▶ _Short problem_
Here are some records; return them all exactly.

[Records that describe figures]
■ ■ ■ ■ ■

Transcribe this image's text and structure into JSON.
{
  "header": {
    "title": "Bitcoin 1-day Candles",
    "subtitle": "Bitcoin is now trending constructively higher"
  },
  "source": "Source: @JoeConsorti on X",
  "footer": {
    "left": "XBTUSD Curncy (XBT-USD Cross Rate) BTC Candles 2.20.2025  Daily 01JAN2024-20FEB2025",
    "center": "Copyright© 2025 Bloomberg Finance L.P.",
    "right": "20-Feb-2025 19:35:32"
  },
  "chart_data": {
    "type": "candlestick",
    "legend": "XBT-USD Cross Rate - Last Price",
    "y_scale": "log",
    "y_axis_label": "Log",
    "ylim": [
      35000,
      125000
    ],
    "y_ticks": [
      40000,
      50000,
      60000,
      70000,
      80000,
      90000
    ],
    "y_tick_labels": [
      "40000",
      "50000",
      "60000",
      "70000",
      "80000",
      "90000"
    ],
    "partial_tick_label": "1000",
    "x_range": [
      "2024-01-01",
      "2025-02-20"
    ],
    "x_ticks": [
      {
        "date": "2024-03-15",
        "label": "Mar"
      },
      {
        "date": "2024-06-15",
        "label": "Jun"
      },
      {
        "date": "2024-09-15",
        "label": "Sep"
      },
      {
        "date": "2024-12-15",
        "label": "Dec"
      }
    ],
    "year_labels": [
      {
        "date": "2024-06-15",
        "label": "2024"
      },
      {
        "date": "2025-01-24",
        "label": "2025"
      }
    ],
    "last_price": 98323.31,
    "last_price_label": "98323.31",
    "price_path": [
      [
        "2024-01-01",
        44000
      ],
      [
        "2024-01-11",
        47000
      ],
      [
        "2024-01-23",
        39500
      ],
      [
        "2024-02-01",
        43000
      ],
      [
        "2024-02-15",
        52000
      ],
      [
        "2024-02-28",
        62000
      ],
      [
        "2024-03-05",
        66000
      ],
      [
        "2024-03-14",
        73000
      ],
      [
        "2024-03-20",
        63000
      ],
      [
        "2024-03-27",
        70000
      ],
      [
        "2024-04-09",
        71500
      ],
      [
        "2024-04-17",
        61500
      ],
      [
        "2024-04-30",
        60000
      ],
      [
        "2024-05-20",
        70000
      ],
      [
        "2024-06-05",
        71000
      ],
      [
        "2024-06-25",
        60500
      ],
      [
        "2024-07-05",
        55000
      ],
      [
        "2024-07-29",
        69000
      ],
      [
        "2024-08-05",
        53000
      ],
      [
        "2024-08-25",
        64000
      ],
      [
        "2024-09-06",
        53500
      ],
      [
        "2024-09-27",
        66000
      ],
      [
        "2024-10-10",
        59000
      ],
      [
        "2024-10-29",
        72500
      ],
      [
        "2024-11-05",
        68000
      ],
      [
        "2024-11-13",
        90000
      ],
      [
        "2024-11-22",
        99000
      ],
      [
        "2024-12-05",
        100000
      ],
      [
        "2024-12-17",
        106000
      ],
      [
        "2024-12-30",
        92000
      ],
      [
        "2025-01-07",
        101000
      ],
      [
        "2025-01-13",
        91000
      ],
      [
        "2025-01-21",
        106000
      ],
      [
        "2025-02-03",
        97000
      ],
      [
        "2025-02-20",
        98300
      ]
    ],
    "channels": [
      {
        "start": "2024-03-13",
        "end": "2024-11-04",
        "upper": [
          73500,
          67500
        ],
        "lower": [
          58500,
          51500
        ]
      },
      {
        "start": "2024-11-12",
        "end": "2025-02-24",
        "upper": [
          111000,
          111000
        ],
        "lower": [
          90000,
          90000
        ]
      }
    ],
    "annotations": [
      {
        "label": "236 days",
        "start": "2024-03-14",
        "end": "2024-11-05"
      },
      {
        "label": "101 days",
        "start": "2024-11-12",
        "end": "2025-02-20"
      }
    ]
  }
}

■ ■ ■ ■ ■

▶ _Solved exercise_
Transcribe this image's text and structure into JSON.
{
  "header": {
    "title": "Bitcoin 1-day Candles",
    "subtitle": "Bitcoin is now trending constructively higher"
  },
  "source": "Source: @JoeConsorti on X",
  "footer": {
    "left": "XBTUSD Curncy (XBT-USD Cross Rate) BTC Candles 2.20.2025  Daily 01JAN2024-20FEB2025",
    "center": "Copyright© 2025 Bloomberg Finance L.P.",
    "right": "20-Feb-2025 19:35:32"
  },
  "chart_data": {
    "type": "candlestick",
    "legend": "XBT-USD Cross Rate - Last Price",
    "y_scale": "log",
    "y_axis_label": "Log",
    "ylim": [
      35000,
      125000
    ],
    "y_ticks": [
      40000,
      50000,
      60000,
      70000,
      80000,
      90000
    ],
    "y_tick_labels": [
      "40000",
      "50000",
      "60000",
      "70000",
      "80000",
      "90000"
    ],
    "partial_tick_label": "1000",
    "x_range": [
      "2024-01-01",
      "2025-02-20"
    ],
    "x_ticks": [
      {
        "date": "2024-03-15",
        "label": "Mar"
      },
      {
        "date": "2024-06-15",
        "label": "Jun"
      },
      {
        "date": "2024-09-15",
        "label": "Sep"
      },
      {
        "date": "2024-12-15",
        "label": "Dec"
      }
    ],
    "year_labels": [
      {
        "date": "2024-06-15",
        "label": "2024"
      },
      {
        "date": "2025-01-24",
        "label": "2025"
      }
    ],
    "last_price": 98323.31,
    "last_price_label": "98323.31",
    "price_path": [
      [
        "2024-01-01",
        44000
      ],
      [
        "2024-01-11",
        47000
      ],
      [
        "2024-01-23",
        39500
      ],
      [
        "2024-02-01",
        43000
      ],
      [
        "2024-02-15",
        52000
      ],
      [
        "2024-02-28",
        62000
      ],
      [
        "2024-03-05",
        66000
      ],
      [
        "2024-03-14",
        73000
      ],
      [
        "2024-03-20",
        63000
      ],
      [
        "2024-03-27",
        70000
      ],
      [
        "2024-04-09",
        71500
      ],
      [
        "2024-04-17",
        61500
      ],
      [
        "2024-04-30",
        60000
      ],
      [
        "2024-05-20",
        70000
      ],
      [
        "2024-06-05",
        71000
      ],
      [
        "2024-06-25",
        60500
      ],
      [
        "2024-07-05",
        55000
      ],
      [
        "2024-07-29",
        69000
      ],
      [
        "2024-08-05",
        53000
      ],
      [
        "2024-08-25",
        64000
      ],
      [
        "2024-09-06",
        53500
      ],
      [
        "2024-09-27",
        66000
      ],
      [
        "2024-10-10",
        59000
      ],
      [
        "2024-10-29",
        72500
      ],
      [
        "2024-11-05",
        68000
      ],
      [
        "2024-11-13",
        90000
      ],
      [
        "2024-11-22",
        99000
      ],
      [
        "2024-12-05",
        100000
      ],
      [
        "2024-12-17",
        106000
      ],
      [
        "2024-12-30",
        92000
      ],
      [
        "2025-01-07",
        101000
      ],
      [
        "2025-01-13",
        91000
      ],
      [
        "2025-01-21",
        106000
      ],
      [
        "2025-02-03",
        97000
      ],
      [
        "2025-02-20",
        98300
      ]
    ],
    "channels": [
      {
        "start": "2024-03-13",
        "end": "2024-11-04",
        "upper": [
          73500,
          67500
        ],
        "lower": [
          58500,
          51500
        ]
      },
      {
        "start": "2024-11-12",
        "end": "2025-02-24",
        "upper": [
          111000,
          111000
        ],
        "lower": [
          90000,
          90000
        ]
      }
    ],
    "annotations": [
      {
        "label": "236 days",
        "start": "2024-03-14",
        "end": "2024-11-05"
      },
      {
        "label": "101 days",
        "start": "2024-11-12",
        "end": "2025-02-20"
      }
    ]
  }
}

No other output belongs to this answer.